WHAT THE EXERCISE ASKS: Quote each line exactly, from the line that contains "What does this" down to the last line of the listing, and no other lines.

ENTRIES SHOWN:
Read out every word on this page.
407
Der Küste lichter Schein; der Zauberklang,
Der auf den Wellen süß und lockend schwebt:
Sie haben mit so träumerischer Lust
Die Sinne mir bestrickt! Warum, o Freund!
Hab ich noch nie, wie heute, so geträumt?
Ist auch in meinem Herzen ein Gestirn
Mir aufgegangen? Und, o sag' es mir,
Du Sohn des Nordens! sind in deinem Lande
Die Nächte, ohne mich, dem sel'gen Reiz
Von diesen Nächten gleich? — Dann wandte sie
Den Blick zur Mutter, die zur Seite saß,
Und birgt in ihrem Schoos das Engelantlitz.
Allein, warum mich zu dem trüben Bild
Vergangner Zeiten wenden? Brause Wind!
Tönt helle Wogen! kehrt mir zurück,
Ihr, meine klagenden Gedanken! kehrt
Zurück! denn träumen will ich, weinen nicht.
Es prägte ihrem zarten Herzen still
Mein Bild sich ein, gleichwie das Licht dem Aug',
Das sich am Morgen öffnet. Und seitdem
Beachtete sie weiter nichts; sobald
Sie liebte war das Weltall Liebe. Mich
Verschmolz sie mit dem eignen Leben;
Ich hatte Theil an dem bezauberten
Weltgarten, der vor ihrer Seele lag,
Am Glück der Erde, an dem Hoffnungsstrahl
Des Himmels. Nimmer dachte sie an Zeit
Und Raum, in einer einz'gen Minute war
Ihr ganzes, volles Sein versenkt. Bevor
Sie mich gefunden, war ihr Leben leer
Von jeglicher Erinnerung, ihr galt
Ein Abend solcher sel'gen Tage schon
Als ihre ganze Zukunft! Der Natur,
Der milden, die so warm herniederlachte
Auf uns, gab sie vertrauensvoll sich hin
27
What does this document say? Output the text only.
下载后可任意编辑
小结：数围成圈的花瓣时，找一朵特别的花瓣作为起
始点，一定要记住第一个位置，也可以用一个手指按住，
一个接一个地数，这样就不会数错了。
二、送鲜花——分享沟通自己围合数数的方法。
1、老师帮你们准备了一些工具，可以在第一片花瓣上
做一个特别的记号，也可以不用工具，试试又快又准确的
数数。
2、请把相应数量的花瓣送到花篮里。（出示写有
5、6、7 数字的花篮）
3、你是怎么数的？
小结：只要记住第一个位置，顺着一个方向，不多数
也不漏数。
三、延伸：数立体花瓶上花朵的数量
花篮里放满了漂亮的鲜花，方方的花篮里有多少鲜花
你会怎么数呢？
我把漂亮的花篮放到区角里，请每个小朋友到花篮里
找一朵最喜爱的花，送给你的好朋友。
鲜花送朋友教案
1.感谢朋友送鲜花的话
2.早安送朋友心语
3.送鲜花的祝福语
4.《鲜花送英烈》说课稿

FULL SOLUTION:
What does this document say? Output the text only.
下载后可任意编辑
小结：数围成圈的花瓣时，找一朵特别的花瓣作为起
始点，一定要记住第一个位置，也可以用一个手指按住，
一个接一个地数，这样就不会数错了。
二、送鲜花——分享沟通自己围合数数的方法。
1、老师帮你们准备了一些工具，可以在第一片花瓣上
做一个特别的记号，也可以不用工具，试试又快又准确的
数数。
2、请把相应数量的花瓣送到花篮里。（出示写有
5、6、7 数字的花篮）
3、你是怎么数的？
小结：只要记住第一个位置，顺着一个方向，不多数
也不漏数。
三、延伸：数立体花瓶上花朵的数量
花篮里放满了漂亮的鲜花，方方的花篮里有多少鲜花
你会怎么数呢？
我把漂亮的花篮放到区角里，请每个小朋友到花篮里
找一朵最喜爱的花，送给你的好朋友。
鲜花送朋友教案
1.感谢朋友送鲜花的话
2.早安送朋友心语
3.送鲜花的祝福语
4.《鲜花送英烈》说课稿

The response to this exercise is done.